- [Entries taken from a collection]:
__________

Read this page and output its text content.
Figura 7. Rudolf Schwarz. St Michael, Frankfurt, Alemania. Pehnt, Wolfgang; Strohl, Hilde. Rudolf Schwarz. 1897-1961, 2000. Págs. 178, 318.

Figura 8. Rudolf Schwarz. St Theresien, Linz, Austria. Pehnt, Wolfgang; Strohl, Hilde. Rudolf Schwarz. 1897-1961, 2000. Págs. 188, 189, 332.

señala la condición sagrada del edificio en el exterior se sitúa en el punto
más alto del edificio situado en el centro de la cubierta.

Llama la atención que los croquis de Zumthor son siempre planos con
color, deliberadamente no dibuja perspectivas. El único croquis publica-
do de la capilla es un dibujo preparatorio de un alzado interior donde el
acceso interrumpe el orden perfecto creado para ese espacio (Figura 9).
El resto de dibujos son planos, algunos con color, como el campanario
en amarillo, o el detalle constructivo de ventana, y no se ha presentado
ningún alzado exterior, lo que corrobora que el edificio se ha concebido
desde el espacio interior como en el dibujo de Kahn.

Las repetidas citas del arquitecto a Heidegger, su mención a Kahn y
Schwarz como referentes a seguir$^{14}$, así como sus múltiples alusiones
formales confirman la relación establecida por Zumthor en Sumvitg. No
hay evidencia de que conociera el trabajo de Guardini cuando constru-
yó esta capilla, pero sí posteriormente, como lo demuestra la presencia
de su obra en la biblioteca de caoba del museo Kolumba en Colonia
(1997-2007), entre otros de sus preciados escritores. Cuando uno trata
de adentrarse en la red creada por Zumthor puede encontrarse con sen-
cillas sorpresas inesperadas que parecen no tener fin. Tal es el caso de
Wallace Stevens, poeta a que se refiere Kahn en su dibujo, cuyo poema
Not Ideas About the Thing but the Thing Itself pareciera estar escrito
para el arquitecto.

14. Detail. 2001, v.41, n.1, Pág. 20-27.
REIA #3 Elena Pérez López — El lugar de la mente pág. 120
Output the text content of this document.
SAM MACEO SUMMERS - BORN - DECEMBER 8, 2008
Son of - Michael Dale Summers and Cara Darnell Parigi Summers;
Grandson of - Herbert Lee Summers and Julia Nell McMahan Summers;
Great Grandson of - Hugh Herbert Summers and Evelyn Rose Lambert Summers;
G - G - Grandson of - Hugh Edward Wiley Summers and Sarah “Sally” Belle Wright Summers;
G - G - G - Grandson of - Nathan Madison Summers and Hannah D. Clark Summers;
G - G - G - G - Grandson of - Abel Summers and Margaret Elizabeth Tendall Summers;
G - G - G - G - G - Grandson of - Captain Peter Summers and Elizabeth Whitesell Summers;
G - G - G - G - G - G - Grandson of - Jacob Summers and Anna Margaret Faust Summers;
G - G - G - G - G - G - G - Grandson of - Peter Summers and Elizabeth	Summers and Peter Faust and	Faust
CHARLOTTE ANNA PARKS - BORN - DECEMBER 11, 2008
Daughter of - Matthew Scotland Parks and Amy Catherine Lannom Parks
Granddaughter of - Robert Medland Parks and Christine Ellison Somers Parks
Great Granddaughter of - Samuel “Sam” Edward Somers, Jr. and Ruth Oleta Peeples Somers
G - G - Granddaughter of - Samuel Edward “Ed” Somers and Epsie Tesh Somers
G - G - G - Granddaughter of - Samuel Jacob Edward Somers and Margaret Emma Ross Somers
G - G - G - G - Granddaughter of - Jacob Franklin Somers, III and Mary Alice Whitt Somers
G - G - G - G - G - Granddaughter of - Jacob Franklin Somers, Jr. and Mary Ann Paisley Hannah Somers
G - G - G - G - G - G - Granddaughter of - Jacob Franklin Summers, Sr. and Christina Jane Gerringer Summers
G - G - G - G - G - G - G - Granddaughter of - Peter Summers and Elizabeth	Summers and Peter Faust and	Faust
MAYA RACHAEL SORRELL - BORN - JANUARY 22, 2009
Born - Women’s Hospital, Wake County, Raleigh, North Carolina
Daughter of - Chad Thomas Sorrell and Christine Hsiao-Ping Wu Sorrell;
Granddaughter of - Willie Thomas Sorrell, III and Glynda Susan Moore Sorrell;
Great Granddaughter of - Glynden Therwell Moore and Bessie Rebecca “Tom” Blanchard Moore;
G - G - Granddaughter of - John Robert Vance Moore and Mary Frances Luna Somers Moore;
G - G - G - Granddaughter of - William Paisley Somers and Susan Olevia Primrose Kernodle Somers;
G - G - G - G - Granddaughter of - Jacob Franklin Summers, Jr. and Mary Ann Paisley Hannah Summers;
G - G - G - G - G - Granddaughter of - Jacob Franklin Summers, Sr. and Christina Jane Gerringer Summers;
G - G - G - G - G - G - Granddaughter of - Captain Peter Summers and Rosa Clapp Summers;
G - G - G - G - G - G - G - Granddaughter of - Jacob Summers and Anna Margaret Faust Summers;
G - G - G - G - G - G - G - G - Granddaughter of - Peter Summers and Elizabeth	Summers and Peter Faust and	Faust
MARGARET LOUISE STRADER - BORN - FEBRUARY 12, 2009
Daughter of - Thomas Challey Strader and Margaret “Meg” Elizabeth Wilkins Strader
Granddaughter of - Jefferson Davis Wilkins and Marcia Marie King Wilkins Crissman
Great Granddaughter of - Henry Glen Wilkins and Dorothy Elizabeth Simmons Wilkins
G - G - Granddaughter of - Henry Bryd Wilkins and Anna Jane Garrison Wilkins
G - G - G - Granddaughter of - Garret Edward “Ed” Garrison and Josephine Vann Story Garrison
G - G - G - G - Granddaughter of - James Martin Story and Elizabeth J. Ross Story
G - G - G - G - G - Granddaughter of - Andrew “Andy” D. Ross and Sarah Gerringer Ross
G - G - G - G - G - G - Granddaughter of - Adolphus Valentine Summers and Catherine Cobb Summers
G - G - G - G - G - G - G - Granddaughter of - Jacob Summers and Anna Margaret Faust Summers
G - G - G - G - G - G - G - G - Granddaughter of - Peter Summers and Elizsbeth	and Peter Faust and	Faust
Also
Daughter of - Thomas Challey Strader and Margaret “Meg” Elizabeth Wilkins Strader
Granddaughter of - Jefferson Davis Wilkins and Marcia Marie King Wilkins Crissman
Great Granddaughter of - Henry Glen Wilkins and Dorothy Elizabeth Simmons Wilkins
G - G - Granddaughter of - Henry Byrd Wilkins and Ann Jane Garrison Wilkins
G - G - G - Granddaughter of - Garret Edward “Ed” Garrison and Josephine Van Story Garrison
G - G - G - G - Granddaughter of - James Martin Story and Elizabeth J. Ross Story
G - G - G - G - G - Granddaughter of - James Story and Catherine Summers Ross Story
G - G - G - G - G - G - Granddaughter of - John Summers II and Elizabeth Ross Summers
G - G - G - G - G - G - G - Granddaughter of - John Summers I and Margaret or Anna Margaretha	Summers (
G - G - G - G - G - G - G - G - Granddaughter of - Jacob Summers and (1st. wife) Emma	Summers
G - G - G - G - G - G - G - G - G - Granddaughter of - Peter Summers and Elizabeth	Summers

__________

- [Problem to solve]:
Collect each line containing the string "Robert".

- [Solution]:
Granddaughter of - Robert Medland Parks and Christine Ellison Somers Parks
G - G - Granddaughter of - John Robert Vance Moore and Mary Frances Luna Somers Moore;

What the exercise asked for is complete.